> [Task directions]: Reproduce exactly the lines below, starting at the line that contains "Read this page and output its text content." and ending with the last line of the records, both included; leave out any pictures.

— start Data —

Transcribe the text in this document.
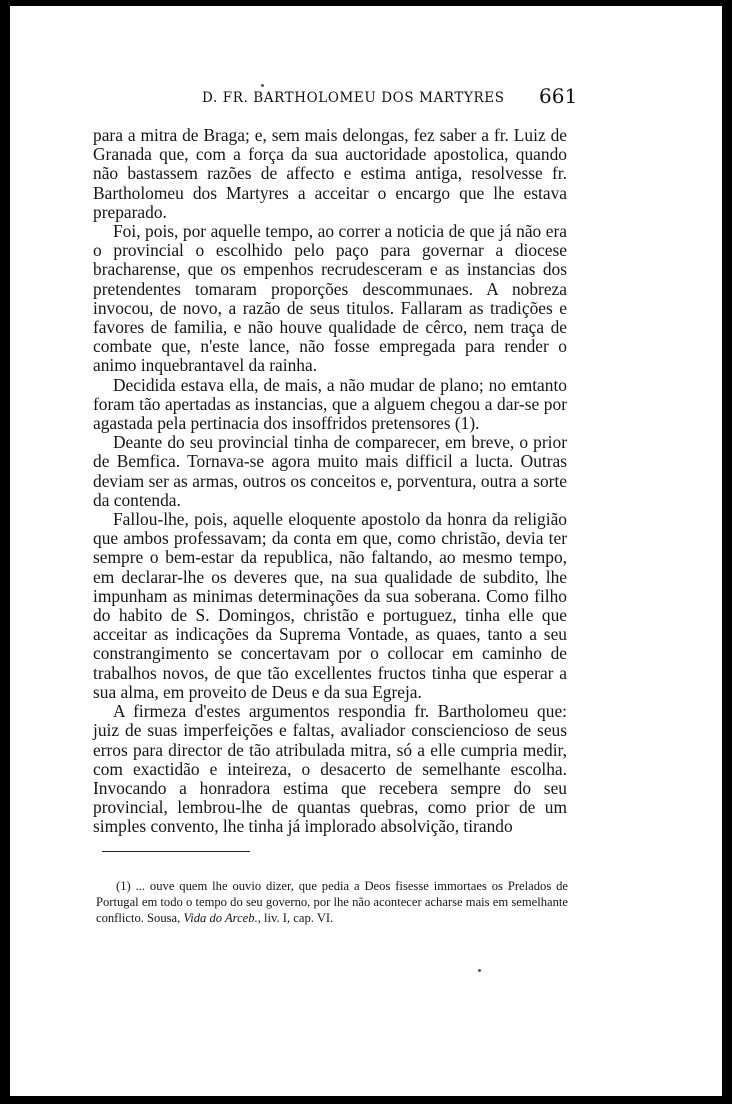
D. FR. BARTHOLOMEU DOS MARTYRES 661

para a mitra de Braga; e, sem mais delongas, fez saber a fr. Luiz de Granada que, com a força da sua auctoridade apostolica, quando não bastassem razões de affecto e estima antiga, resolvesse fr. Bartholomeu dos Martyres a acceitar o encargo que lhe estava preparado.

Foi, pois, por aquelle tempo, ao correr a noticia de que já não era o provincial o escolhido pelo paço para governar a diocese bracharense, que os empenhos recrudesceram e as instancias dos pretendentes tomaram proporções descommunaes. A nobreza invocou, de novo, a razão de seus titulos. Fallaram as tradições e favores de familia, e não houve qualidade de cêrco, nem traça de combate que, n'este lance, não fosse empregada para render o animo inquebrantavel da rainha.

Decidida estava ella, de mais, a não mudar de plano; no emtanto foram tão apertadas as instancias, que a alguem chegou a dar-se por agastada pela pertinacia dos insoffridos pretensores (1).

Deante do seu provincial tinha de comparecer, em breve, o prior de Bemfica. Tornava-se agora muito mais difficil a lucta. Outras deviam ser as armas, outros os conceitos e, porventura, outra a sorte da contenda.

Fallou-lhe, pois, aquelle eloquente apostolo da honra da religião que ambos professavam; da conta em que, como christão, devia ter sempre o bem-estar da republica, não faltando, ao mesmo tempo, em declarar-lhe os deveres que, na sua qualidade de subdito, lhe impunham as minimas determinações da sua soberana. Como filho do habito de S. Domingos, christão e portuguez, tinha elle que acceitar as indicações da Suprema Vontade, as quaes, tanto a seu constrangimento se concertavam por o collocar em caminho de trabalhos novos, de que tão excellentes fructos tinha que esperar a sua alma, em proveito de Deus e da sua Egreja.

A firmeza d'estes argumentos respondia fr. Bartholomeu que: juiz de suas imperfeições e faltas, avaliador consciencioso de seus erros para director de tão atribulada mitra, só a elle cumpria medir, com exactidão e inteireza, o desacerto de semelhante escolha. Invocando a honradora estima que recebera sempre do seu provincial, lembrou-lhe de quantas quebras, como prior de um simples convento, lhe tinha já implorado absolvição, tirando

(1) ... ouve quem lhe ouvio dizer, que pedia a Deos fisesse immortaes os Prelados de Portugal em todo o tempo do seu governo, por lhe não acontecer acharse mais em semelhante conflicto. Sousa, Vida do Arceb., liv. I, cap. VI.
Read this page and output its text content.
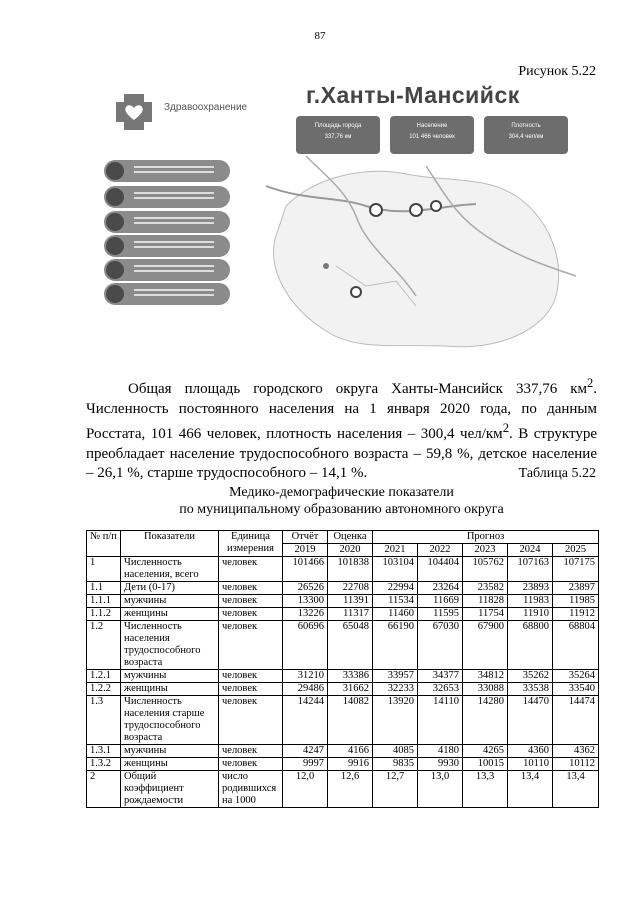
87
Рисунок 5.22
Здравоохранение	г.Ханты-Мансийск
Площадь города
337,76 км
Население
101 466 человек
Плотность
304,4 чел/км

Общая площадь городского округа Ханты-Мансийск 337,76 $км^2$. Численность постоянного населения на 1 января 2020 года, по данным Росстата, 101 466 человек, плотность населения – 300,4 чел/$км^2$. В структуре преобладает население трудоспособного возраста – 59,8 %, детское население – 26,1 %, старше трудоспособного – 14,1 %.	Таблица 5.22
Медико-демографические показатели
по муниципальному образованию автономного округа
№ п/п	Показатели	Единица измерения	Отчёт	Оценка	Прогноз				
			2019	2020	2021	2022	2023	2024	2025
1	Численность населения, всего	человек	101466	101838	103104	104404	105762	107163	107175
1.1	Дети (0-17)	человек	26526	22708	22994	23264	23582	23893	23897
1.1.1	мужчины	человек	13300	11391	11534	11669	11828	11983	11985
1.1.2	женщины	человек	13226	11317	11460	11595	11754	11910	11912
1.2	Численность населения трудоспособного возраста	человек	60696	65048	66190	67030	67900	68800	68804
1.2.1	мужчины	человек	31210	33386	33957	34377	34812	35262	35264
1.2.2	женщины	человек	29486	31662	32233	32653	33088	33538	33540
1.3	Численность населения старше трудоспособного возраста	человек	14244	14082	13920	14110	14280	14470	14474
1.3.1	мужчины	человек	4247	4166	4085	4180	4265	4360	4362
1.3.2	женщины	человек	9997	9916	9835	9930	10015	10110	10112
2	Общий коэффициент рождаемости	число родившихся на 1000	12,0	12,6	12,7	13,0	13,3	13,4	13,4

— end Data —

> [Solution]:
Read this page and output its text content.
87
Рисунок 5.22
Здравоохранение	г.Ханты-Мансийск
Площадь города
337,76 км
Население
101 466 человек
Плотность
304,4 чел/км

Общая площадь городского округа Ханты-Мансийск 337,76 $км^2$. Численность постоянного населения на 1 января 2020 года, по данным Росстата, 101 466 человек, плотность населения – 300,4 чел/$км^2$. В структуре преобладает население трудоспособного возраста – 59,8 %, детское население – 26,1 %, старше трудоспособного – 14,1 %.	Таблица 5.22
Медико-демографические показатели
по муниципальному образованию автономного округа
№ п/п	Показатели	Единица измерения	Отчёт	Оценка	Прогноз				
			2019	2020	2021	2022	2023	2024	2025
1	Численность населения, всего	человек	101466	101838	103104	104404	105762	107163	107175
1.1	Дети (0-17)	человек	26526	22708	22994	23264	23582	23893	23897
1.1.1	мужчины	человек	13300	11391	11534	11669	11828	11983	11985
1.1.2	женщины	человек	13226	11317	11460	11595	11754	11910	11912
1.2	Численность населения трудоспособного возраста	человек	60696	65048	66190	67030	67900	68800	68804
1.2.1	мужчины	человек	31210	33386	33957	34377	34812	35262	35264
1.2.2	женщины	человек	29486	31662	32233	32653	33088	33538	33540
1.3	Численность населения старше трудоспособного возраста	человек	14244	14082	13920	14110	14280	14470	14474
1.3.1	мужчины	человек	4247	4166	4085	4180	4265	4360	4362
1.3.2	женщины	человек	9997	9916	9835	9930	10015	10110	10112
2	Общий коэффициент рождаемости	число родившихся на 1000	12,0	12,6	12,7	13,0	13,3	13,4	13,4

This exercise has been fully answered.